* WHAT IS NEEDED
Are you able to quote each entry exactly as written?

==== DATA EXTRACT

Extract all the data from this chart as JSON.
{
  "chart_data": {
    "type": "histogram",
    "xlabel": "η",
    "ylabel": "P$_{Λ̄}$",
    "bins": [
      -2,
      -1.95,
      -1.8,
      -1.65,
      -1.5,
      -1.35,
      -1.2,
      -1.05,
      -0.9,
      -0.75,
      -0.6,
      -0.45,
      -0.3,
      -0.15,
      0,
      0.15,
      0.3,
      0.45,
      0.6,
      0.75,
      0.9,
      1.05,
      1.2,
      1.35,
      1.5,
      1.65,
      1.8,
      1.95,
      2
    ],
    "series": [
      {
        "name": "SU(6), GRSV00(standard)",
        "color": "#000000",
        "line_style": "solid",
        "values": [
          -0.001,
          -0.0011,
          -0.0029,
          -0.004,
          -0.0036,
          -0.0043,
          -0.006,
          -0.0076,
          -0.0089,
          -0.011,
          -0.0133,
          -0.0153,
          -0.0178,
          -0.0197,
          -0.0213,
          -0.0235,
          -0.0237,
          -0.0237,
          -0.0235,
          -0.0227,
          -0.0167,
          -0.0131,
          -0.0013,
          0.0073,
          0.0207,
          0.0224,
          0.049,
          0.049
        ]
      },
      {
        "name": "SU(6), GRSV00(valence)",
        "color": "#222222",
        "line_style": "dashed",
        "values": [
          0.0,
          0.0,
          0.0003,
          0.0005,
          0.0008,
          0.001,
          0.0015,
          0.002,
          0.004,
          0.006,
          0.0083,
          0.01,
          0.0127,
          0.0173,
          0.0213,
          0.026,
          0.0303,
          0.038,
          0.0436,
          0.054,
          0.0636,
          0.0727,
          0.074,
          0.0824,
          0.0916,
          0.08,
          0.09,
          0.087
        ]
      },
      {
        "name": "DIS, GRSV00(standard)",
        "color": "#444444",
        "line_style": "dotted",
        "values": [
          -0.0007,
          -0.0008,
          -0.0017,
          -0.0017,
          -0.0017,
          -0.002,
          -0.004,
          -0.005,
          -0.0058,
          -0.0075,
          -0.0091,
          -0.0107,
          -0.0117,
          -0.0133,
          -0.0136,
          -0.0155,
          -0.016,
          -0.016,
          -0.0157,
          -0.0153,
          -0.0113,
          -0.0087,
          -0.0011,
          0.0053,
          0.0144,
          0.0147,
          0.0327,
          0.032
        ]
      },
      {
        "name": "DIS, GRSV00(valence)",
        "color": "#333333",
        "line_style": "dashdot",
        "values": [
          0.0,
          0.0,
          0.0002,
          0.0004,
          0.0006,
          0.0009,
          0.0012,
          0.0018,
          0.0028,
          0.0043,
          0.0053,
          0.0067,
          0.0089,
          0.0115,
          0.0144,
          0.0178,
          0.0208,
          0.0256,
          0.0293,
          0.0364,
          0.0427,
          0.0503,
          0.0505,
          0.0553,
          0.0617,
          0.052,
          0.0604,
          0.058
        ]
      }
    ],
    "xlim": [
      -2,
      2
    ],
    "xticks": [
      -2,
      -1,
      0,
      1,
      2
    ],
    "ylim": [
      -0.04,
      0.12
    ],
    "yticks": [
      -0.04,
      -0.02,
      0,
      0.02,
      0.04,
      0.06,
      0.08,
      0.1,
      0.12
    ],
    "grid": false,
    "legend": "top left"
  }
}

========

* COMPLETED TASK
Extract all the data from this chart as JSON.
{
  "chart_data": {
    "type": "histogram",
    "xlabel": "η",
    "ylabel": "P$_{Λ̄}$",
    "bins": [
      -2,
      -1.95,
      -1.8,
      -1.65,
      -1.5,
      -1.35,
      -1.2,
      -1.05,
      -0.9,
      -0.75,
      -0.6,
      -0.45,
      -0.3,
      -0.15,
      0,
      0.15,
      0.3,
      0.45,
      0.6,
      0.75,
      0.9,
      1.05,
      1.2,
      1.35,
      1.5,
      1.65,
      1.8,
      1.95,
      2
    ],
    "series": [
      {
        "name": "SU(6), GRSV00(standard)",
        "color": "#000000",
        "line_style": "solid",
        "values": [
          -0.001,
          -0.0011,
          -0.0029,
          -0.004,
          -0.0036,
          -0.0043,
          -0.006,
          -0.0076,
          -0.0089,
          -0.011,
          -0.0133,
          -0.0153,
          -0.0178,
          -0.0197,
          -0.0213,
          -0.0235,
          -0.0237,
          -0.0237,
          -0.0235,
          -0.0227,
          -0.0167,
          -0.0131,
          -0.0013,
          0.0073,
          0.0207,
          0.0224,
          0.049,
          0.049
        ]
      },
      {
        "name": "SU(6), GRSV00(valence)",
        "color": "#222222",
        "line_style": "dashed",
        "values": [
          0.0,
          0.0,
          0.0003,
          0.0005,
          0.0008,
          0.001,
          0.0015,
          0.002,
          0.004,
          0.006,
          0.0083,
          0.01,
          0.0127,
          0.0173,
          0.0213,
          0.026,
          0.0303,
          0.038,
          0.0436,
          0.054,
          0.0636,
          0.0727,
          0.074,
          0.0824,
          0.0916,
          0.08,
          0.09,
          0.087
        ]
      },
      {
        "name": "DIS, GRSV00(standard)",
        "color": "#444444",
        "line_style": "dotted",
        "values": [
          -0.0007,
          -0.0008,
          -0.0017,
          -0.0017,
          -0.0017,
          -0.002,
          -0.004,
          -0.005,
          -0.0058,
          -0.0075,
          -0.0091,
          -0.0107,
          -0.0117,
          -0.0133,
          -0.0136,
          -0.0155,
          -0.016,
          -0.016,
          -0.0157,
          -0.0153,
          -0.0113,
          -0.0087,
          -0.0011,
          0.0053,
          0.0144,
          0.0147,
          0.0327,
          0.032
        ]
      },
      {
        "name": "DIS, GRSV00(valence)",
        "color": "#333333",
        "line_style": "dashdot",
        "values": [
          0.0,
          0.0,
          0.0002,
          0.0004,
          0.0006,
          0.0009,
          0.0012,
          0.0018,
          0.0028,
          0.0043,
          0.0053,
          0.0067,
          0.0089,
          0.0115,
          0.0144,
          0.0178,
          0.0208,
          0.0256,
          0.0293,
          0.0364,
          0.0427,
          0.0503,
          0.0505,
          0.0553,
          0.0617,
          0.052,
          0.0604,
          0.058
        ]
      }
    ],
    "xlim": [
      -2,
      2
    ],
    "xticks": [
      -2,
      -1,
      0,
      1,
      2
    ],
    "ylim": [
      -0.04,
      0.12
    ],
    "yticks": [
      -0.04,
      -0.02,
      0,
      0.02,
      0.04,
      0.06,
      0.08,
      0.1,
      0.12
    ],
    "grid": false,
    "legend": "top left"
  }
}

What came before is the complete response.